▸ PROBLEM STATEMENT
Search the data below for the word "circle" and copy each line that holds it.

Stored records
__________________________________________________

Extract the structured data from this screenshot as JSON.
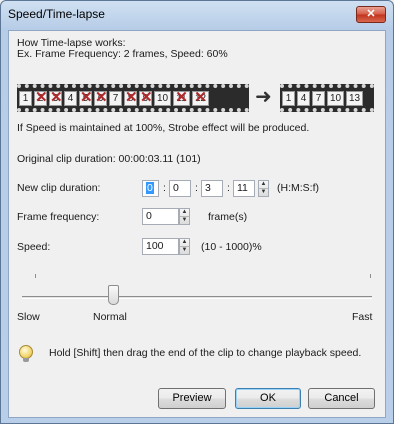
{
  "window": {
    "title": "Speed/Time-lapse",
    "close_glyph": "✕"
  },
  "info": {
    "line1": "How Time-lapse works:",
    "line2": "Ex. Frame Frequency: 2 frames, Speed: 60%"
  },
  "film_source": {
    "frames": [
      {
        "label": "1",
        "crossed": false
      },
      {
        "label": "2",
        "crossed": true
      },
      {
        "label": "3",
        "crossed": true
      },
      {
        "label": "4",
        "crossed": false
      },
      {
        "label": "5",
        "crossed": true
      },
      {
        "label": "6",
        "crossed": true
      },
      {
        "label": "7",
        "crossed": false
      },
      {
        "label": "8",
        "crossed": true
      },
      {
        "label": "9",
        "crossed": true
      },
      {
        "label": "10",
        "crossed": false
      },
      {
        "label": "11",
        "crossed": true
      },
      {
        "label": "12",
        "crossed": true
      }
    ]
  },
  "film_result": {
    "frames": [
      "1",
      "4",
      "7",
      "10",
      "13"
    ]
  },
  "arrow_glyph": "➜",
  "strobe_note": "If Speed is maintained at 100%, Strobe effect will be produced.",
  "original_duration": "Original clip duration: 00:00:03.11 (101)",
  "new_duration": {
    "label": "New clip duration:",
    "h": "0",
    "m": "0",
    "s": "3",
    "f": "11",
    "sep": ":",
    "format": "(H:M:S:f)"
  },
  "frame_frequency": {
    "label": "Frame frequency:",
    "value": "0",
    "unit": "frame(s)"
  },
  "speed": {
    "label": "Speed:",
    "value": "100",
    "range": "(10 - 1000)%"
  },
  "slider": {
    "slow": "Slow",
    "normal": "Normal",
    "fast": "Fast",
    "position_fraction": 0.25
  },
  "tip": "Hold [Shift] then drag the end of the clip to change playback speed.",
  "buttons": {
    "preview": "Preview",
    "ok": "OK",
    "cancel": "Cancel"
  },
  "icons": {
    "spin_up": "▲",
    "spin_down": "▼"
  }
}
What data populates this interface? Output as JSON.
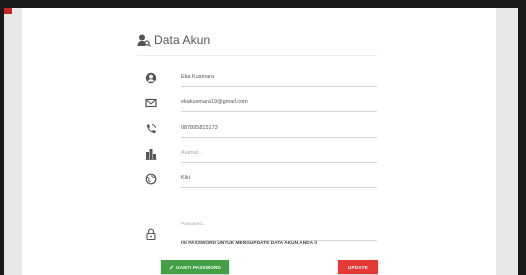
{
  "page": {
    "title": "Data Akun"
  },
  "fields": {
    "name": {
      "value": "Eka Kusmara",
      "icon": "user-circle-icon"
    },
    "email": {
      "value": "ekakusmara19@gmail.com",
      "icon": "envelope-icon"
    },
    "phone": {
      "value": "087895815173",
      "icon": "phone-icon"
    },
    "address": {
      "placeholder": "Alamat...",
      "icon": "building-icon"
    },
    "city": {
      "value": "Kiki",
      "icon": "globe-icon"
    },
    "password": {
      "placeholder": "Password...",
      "icon": "lock-icon"
    }
  },
  "note": "ISI PASSWORD UNTUK MENGUPDATE DATA AKUN ANDA !!",
  "buttons": {
    "change_password": "GANTI PASSWORD",
    "update": "UPDATE"
  },
  "colors": {
    "green_button": "#43a047",
    "red_button": "#e53935",
    "icon": "#555555"
  }
}
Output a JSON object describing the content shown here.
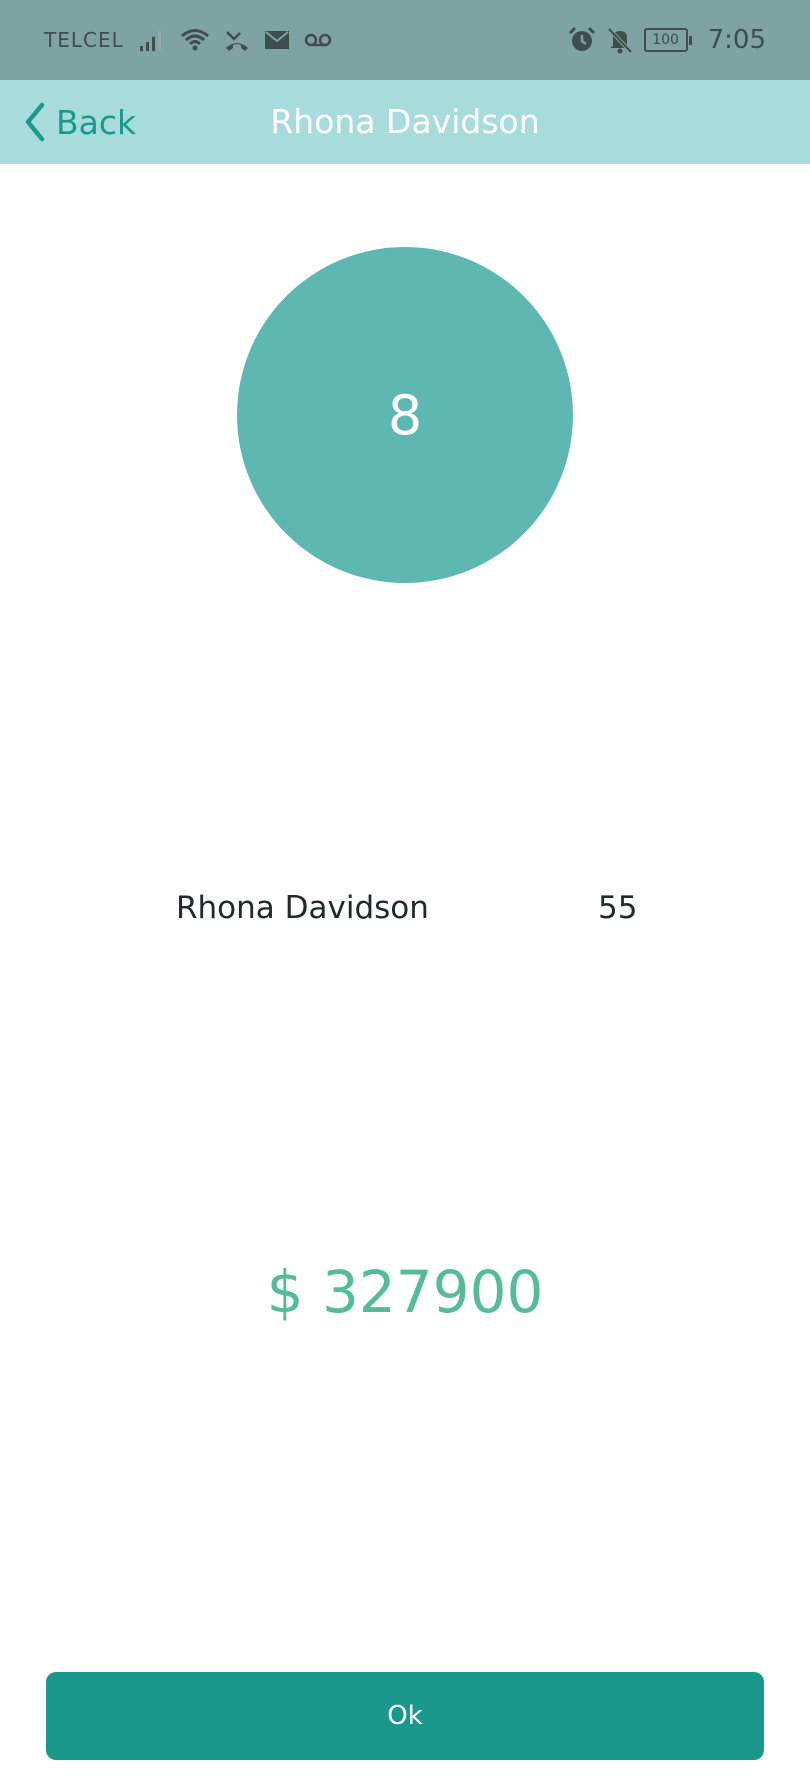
{
  "status_bar": {
    "carrier": "TELCEL",
    "battery_level": "100",
    "time": "7:05",
    "icons": [
      "signal-icon",
      "wifi-icon",
      "missed-call-icon",
      "mail-icon",
      "voicemail-icon",
      "alarm-icon",
      "bell-off-icon",
      "battery-icon"
    ]
  },
  "nav": {
    "back_label": "Back",
    "title": "Rhona Davidson"
  },
  "summary": {
    "count": "8",
    "name": "Rhona Davidson",
    "age": "55",
    "amount": "$ 327900"
  },
  "actions": {
    "ok_label": "Ok"
  },
  "colors": {
    "status_bar": "#7fa3a2",
    "nav_bar": "#a8dcdc",
    "accent": "#1a988c",
    "circle": "#5eb7b1",
    "amount": "#55bb98"
  }
}
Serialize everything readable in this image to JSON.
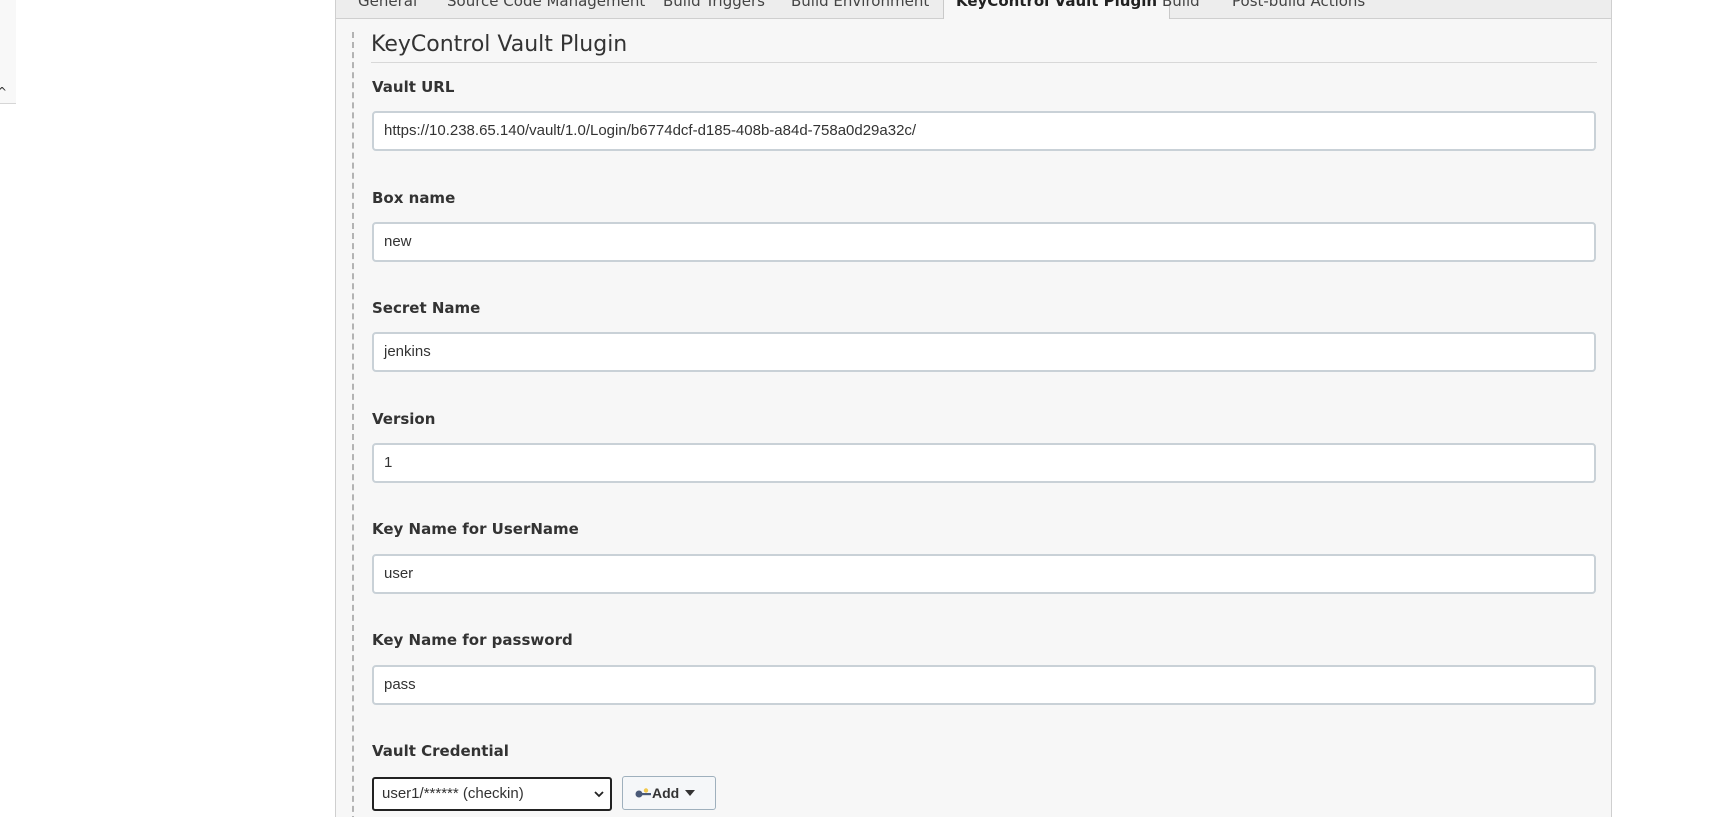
{
  "tabs": [
    {
      "label": "General"
    },
    {
      "label": "Source Code Management"
    },
    {
      "label": "Build Triggers"
    },
    {
      "label": "Build Environment"
    },
    {
      "label": "KeyControl Vault Plugin",
      "active": true
    },
    {
      "label": "Build"
    },
    {
      "label": "Post-build Actions"
    }
  ],
  "section": {
    "title": "KeyControl Vault Plugin"
  },
  "fields": {
    "vault_url": {
      "label": "Vault URL",
      "value": "https://10.238.65.140/vault/1.0/Login/b6774dcf-d185-408b-a84d-758a0d29a32c/"
    },
    "box_name": {
      "label": "Box name",
      "value": "new"
    },
    "secret_name": {
      "label": "Secret Name",
      "value": "jenkins"
    },
    "version": {
      "label": "Version",
      "value": "1"
    },
    "key_username": {
      "label": "Key Name for UserName",
      "value": "user"
    },
    "key_password": {
      "label": "Key Name for password",
      "value": "pass"
    },
    "vault_credential": {
      "label": "Vault Credential",
      "selected": "user1/****** (checkin)"
    }
  },
  "buttons": {
    "add_label": "Add"
  },
  "icons": {
    "add_button_icon": "key-icon",
    "dropdown_caret": "chevron-down-icon"
  },
  "colors": {
    "tab_bar_bg": "#ededed",
    "panel_bg": "#f7f7f7",
    "input_border": "#c9d1d7",
    "text": "#333333"
  }
}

__________________________________________________

▸ OUTPUT
      "icon": "user-circle-icon"
    "circle": "#5eb7b1",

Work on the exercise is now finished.